→ EXERCISE: Repeat verbatim every line of the material, beginning at the line that holds "What does this" and ending at its last line.

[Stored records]
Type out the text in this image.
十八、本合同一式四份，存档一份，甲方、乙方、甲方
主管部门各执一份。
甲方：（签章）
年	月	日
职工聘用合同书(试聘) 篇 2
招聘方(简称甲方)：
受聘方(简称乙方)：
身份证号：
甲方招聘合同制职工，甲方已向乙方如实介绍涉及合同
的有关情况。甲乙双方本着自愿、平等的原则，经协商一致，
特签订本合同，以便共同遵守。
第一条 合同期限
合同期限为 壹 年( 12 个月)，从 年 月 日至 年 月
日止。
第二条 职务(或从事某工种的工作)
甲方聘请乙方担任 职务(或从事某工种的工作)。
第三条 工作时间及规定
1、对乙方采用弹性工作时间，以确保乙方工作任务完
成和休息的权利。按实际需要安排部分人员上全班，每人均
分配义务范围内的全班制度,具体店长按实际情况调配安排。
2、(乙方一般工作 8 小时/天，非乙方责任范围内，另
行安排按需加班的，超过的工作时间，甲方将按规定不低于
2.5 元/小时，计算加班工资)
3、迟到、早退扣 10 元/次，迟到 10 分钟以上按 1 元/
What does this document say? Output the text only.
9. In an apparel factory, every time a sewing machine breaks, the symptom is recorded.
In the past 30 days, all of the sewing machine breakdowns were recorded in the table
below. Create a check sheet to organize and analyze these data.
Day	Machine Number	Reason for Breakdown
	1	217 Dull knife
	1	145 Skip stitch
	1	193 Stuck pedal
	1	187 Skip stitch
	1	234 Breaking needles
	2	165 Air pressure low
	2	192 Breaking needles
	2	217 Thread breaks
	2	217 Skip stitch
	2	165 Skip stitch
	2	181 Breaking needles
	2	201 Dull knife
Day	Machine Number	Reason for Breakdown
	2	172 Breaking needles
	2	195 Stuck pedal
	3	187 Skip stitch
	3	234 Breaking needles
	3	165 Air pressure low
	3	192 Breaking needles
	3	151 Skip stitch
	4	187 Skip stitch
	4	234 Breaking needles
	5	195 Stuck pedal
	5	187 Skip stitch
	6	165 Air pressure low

→ FULL RESPONSE:
What does this document say? Output the text only.
9. In an apparel factory, every time a sewing machine breaks, the symptom is recorded.
In the past 30 days, all of the sewing machine breakdowns were recorded in the table
below. Create a check sheet to organize and analyze these data.
Day	Machine Number	Reason for Breakdown
	1	217 Dull knife
	1	145 Skip stitch
	1	193 Stuck pedal
	1	187 Skip stitch
	1	234 Breaking needles
	2	165 Air pressure low
	2	192 Breaking needles
	2	217 Thread breaks
	2	217 Skip stitch
	2	165 Skip stitch
	2	181 Breaking needles
	2	201 Dull knife
Day	Machine Number	Reason for Breakdown
	2	172 Breaking needles
	2	195 Stuck pedal
	3	187 Skip stitch
	3	234 Breaking needles
	3	165 Air pressure low
	3	192 Breaking needles
	3	151 Skip stitch
	4	187 Skip stitch
	4	234 Breaking needles
	5	195 Stuck pedal
	5	187 Skip stitch
	6	165 Air pressure low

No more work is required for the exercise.